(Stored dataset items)
>> Begin
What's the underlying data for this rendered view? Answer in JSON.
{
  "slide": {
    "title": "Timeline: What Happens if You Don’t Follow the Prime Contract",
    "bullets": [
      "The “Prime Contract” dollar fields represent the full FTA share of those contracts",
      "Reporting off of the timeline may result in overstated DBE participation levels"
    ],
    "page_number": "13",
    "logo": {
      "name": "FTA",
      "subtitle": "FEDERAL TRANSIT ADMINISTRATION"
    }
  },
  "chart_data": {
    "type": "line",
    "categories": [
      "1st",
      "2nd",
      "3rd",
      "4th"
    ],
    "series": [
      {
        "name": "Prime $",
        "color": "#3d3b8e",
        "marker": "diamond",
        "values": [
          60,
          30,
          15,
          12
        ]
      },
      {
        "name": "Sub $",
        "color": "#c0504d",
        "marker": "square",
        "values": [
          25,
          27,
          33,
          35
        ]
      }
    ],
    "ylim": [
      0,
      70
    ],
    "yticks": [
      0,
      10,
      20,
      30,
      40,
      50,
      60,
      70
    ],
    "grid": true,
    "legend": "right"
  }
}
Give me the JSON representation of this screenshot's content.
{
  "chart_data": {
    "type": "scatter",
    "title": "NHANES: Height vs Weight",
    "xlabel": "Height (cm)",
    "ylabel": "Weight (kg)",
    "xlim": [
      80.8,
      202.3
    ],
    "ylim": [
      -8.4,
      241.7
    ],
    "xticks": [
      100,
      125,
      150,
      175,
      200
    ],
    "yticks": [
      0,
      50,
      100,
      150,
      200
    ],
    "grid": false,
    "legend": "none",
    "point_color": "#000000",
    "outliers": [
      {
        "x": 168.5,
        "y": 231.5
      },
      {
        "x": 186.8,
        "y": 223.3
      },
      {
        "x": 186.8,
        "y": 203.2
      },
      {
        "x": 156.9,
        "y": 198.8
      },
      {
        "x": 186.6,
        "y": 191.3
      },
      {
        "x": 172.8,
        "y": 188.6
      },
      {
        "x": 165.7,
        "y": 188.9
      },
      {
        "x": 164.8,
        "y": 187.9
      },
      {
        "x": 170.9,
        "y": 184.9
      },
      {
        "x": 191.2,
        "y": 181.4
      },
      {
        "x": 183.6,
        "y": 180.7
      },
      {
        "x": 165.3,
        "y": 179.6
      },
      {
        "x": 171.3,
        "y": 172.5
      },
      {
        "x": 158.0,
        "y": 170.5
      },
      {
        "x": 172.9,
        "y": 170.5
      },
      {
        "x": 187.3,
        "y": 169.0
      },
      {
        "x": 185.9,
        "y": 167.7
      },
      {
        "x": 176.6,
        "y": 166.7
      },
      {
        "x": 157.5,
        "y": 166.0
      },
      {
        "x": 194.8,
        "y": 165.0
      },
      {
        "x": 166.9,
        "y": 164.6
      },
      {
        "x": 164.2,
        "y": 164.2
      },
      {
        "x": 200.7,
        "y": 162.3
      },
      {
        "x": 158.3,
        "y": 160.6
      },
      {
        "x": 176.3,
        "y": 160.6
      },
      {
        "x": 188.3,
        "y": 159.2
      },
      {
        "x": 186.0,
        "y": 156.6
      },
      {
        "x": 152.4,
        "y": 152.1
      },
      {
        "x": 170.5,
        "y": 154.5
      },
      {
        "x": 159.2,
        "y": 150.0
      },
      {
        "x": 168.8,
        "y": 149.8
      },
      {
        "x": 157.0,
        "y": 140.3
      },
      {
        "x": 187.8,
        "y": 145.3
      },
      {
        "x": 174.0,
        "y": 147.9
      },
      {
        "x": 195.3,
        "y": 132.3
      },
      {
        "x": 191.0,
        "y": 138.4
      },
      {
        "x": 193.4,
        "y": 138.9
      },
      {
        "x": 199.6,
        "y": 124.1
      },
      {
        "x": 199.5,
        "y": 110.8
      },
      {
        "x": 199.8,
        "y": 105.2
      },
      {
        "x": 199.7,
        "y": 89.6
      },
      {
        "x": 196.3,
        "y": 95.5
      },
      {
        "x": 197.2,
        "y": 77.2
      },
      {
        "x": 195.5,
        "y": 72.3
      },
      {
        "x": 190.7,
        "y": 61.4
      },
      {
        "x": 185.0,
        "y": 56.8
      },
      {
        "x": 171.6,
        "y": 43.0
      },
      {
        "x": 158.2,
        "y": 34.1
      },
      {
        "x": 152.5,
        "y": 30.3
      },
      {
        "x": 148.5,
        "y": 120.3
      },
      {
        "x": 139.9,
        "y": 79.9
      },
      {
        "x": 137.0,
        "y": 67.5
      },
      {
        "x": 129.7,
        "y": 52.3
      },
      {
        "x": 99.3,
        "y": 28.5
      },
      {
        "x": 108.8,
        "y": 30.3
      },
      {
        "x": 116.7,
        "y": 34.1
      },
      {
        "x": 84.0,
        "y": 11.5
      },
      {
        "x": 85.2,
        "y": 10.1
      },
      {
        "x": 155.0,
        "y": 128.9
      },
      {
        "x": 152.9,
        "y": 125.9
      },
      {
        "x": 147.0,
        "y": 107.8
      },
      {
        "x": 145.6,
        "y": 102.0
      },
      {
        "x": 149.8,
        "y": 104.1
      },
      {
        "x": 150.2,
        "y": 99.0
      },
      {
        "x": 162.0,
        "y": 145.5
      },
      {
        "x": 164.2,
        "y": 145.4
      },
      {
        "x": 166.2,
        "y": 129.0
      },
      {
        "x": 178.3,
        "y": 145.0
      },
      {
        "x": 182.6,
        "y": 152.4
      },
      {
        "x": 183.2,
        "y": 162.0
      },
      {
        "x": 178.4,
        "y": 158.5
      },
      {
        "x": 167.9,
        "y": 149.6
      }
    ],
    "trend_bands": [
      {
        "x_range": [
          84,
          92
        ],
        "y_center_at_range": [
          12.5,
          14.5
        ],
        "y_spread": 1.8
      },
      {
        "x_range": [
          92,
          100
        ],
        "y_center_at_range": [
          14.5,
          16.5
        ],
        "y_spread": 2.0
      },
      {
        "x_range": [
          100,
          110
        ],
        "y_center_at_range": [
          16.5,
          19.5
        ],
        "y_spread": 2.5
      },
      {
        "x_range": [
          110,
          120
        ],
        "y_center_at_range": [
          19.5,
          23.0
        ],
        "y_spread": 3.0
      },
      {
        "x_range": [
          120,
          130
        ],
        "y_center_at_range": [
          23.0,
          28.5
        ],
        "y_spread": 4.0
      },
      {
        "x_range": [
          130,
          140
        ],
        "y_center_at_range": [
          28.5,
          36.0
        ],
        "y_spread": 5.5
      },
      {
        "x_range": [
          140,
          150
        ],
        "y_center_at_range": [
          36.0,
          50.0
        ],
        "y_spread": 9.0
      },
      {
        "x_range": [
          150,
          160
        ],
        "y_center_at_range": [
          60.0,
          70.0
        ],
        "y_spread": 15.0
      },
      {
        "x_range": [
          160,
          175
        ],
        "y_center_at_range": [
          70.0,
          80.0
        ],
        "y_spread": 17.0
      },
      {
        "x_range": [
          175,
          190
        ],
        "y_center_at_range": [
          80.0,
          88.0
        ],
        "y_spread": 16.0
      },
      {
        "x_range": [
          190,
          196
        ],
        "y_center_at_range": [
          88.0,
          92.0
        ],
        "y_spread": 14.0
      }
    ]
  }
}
>> End
**Aim:**
Extract all of the data above without altering anything.

**Exercise response:**
What's the underlying data for this rendered view? Answer in JSON.
{
  "slide": {
    "title": "Timeline: What Happens if You Don’t Follow the Prime Contract",
    "bullets": [
      "The “Prime Contract” dollar fields represent the full FTA share of those contracts",
      "Reporting off of the timeline may result in overstated DBE participation levels"
    ],
    "page_number": "13",
    "logo": {
      "name": "FTA",
      "subtitle": "FEDERAL TRANSIT ADMINISTRATION"
    }
  },
  "chart_data": {
    "type": "line",
    "categories": [
      "1st",
      "2nd",
      "3rd",
      "4th"
    ],
    "series": [
      {
        "name": "Prime $",
        "color": "#3d3b8e",
        "marker": "diamond",
        "values": [
          60,
          30,
          15,
          12
        ]
      },
      {
        "name": "Sub $",
        "color": "#c0504d",
        "marker": "square",
        "values": [
          25,
          27,
          33,
          35
        ]
      }
    ],
    "ylim": [
      0,
      70
    ],
    "yticks": [
      0,
      10,
      20,
      30,
      40,
      50,
      60,
      70
    ],
    "grid": true,
    "legend": "right"
  }
}
Give me the JSON representation of this screenshot's content.
{
  "chart_data": {
    "type": "scatter",
    "title": "NHANES: Height vs Weight",
    "xlabel": "Height (cm)",
    "ylabel": "Weight (kg)",
    "xlim": [
      80.8,
      202.3
    ],
    "ylim": [
      -8.4,
      241.7
    ],
    "xticks": [
      100,
      125,
      150,
      175,
      200
    ],
    "yticks": [
      0,
      50,
      100,
      150,
      200
    ],
    "grid": false,
    "legend": "none",
    "point_color": "#000000",
    "outliers": [
      {
        "x": 168.5,
        "y": 231.5
      },
      {
        "x": 186.8,
        "y": 223.3
      },
      {
        "x": 186.8,
        "y": 203.2
      },
      {
        "x": 156.9,
        "y": 198.8
      },
      {
        "x": 186.6,
        "y": 191.3
      },
      {
        "x": 172.8,
        "y": 188.6
      },
      {
        "x": 165.7,
        "y": 188.9
      },
      {
        "x": 164.8,
        "y": 187.9
      },
      {
        "x": 170.9,
        "y": 184.9
      },
      {
        "x": 191.2,
        "y": 181.4
      },
      {
        "x": 183.6,
        "y": 180.7
      },
      {
        "x": 165.3,
        "y": 179.6
      },
      {
        "x": 171.3,
        "y": 172.5
      },
      {
        "x": 158.0,
        "y": 170.5
      },
      {
        "x": 172.9,
        "y": 170.5
      },
      {
        "x": 187.3,
        "y": 169.0
      },
      {
        "x": 185.9,
        "y": 167.7
      },
      {
        "x": 176.6,
        "y": 166.7
      },
      {
        "x": 157.5,
        "y": 166.0
      },
      {
        "x": 194.8,
        "y": 165.0
      },
      {
        "x": 166.9,
        "y": 164.6
      },
      {
        "x": 164.2,
        "y": 164.2
      },
      {
        "x": 200.7,
        "y": 162.3
      },
      {
        "x": 158.3,
        "y": 160.6
      },
      {
        "x": 176.3,
        "y": 160.6
      },
      {
        "x": 188.3,
        "y": 159.2
      },
      {
        "x": 186.0,
        "y": 156.6
      },
      {
        "x": 152.4,
        "y": 152.1
      },
      {
        "x": 170.5,
        "y": 154.5
      },
      {
        "x": 159.2,
        "y": 150.0
      },
      {
        "x": 168.8,
        "y": 149.8
      },
      {
        "x": 157.0,
        "y": 140.3
      },
      {
        "x": 187.8,
        "y": 145.3
      },
      {
        "x": 174.0,
        "y": 147.9
      },
      {
        "x": 195.3,
        "y": 132.3
      },
      {
        "x": 191.0,
        "y": 138.4
      },
      {
        "x": 193.4,
        "y": 138.9
      },
      {
        "x": 199.6,
        "y": 124.1
      },
      {
        "x": 199.5,
        "y": 110.8
      },
      {
        "x": 199.8,
        "y": 105.2
      },
      {
        "x": 199.7,
        "y": 89.6
      },
      {
        "x": 196.3,
        "y": 95.5
      },
      {
        "x": 197.2,
        "y": 77.2
      },
      {
        "x": 195.5,
        "y": 72.3
      },
      {
        "x": 190.7,
        "y": 61.4
      },
      {
        "x": 185.0,
        "y": 56.8
      },
      {
        "x": 171.6,
        "y": 43.0
      },
      {
        "x": 158.2,
        "y": 34.1
      },
      {
        "x": 152.5,
        "y": 30.3
      },
      {
        "x": 148.5,
        "y": 120.3
      },
      {
        "x": 139.9,
        "y": 79.9
      },
      {
        "x": 137.0,
        "y": 67.5
      },
      {
        "x": 129.7,
        "y": 52.3
      },
      {
        "x": 99.3,
        "y": 28.5
      },
      {
        "x": 108.8,
        "y": 30.3
      },
      {
        "x": 116.7,
        "y": 34.1
      },
      {
        "x": 84.0,
        "y": 11.5
      },
      {
        "x": 85.2,
        "y": 10.1
      },
      {
        "x": 155.0,
        "y": 128.9
      },
      {
        "x": 152.9,
        "y": 125.9
      },
      {
        "x": 147.0,
        "y": 107.8
      },
      {
        "x": 145.6,
        "y": 102.0
      },
      {
        "x": 149.8,
        "y": 104.1
      },
      {
        "x": 150.2,
        "y": 99.0
      },
      {
        "x": 162.0,
        "y": 145.5
      },
      {
        "x": 164.2,
        "y": 145.4
      },
      {
        "x": 166.2,
        "y": 129.0
      },
      {
        "x": 178.3,
        "y": 145.0
      },
      {
        "x": 182.6,
        "y": 152.4
      },
      {
        "x": 183.2,
        "y": 162.0
      },
      {
        "x": 178.4,
        "y": 158.5
      },
      {
        "x": 167.9,
        "y": 149.6
      }
    ],
    "trend_bands": [
      {
        "x_range": [
          84,
          92
        ],
        "y_center_at_range": [
          12.5,
          14.5
        ],
        "y_spread": 1.8
      },
      {
        "x_range": [
          92,
          100
        ],
        "y_center_at_range": [
          14.5,
          16.5
        ],
        "y_spread": 2.0
      },
      {
        "x_range": [
          100,
          110
        ],
        "y_center_at_range": [
          16.5,
          19.5
        ],
        "y_spread": 2.5
      },
      {
        "x_range": [
          110,
          120
        ],
        "y_center_at_range": [
          19.5,
          23.0
        ],
        "y_spread": 3.0
      },
      {
        "x_range": [
          120,
          130
        ],
        "y_center_at_range": [
          23.0,
          28.5
        ],
        "y_spread": 4.0
      },
      {
        "x_range": [
          130,
          140
        ],
        "y_center_at_range": [
          28.5,
          36.0
        ],
        "y_spread": 5.5
      },
      {
        "x_range": [
          140,
          150
        ],
        "y_center_at_range": [
          36.0,
          50.0
        ],
        "y_spread": 9.0
      },
      {
        "x_range": [
          150,
          160
        ],
        "y_center_at_range": [
          60.0,
          70.0
        ],
        "y_spread": 15.0
      },
      {
        "x_range": [
          160,
          175
        ],
        "y_center_at_range": [
          70.0,
          80.0
        ],
        "y_spread": 17.0
      },
      {
        "x_range": [
          175,
          190
        ],
        "y_center_at_range": [
          80.0,
          88.0
        ],
        "y_spread": 16.0
      },
      {
        "x_range": [
          190,
          196
        ],
        "y_center_at_range": [
          88.0,
          92.0
        ],
        "y_spread": 14.0
      }
    ]
  }
}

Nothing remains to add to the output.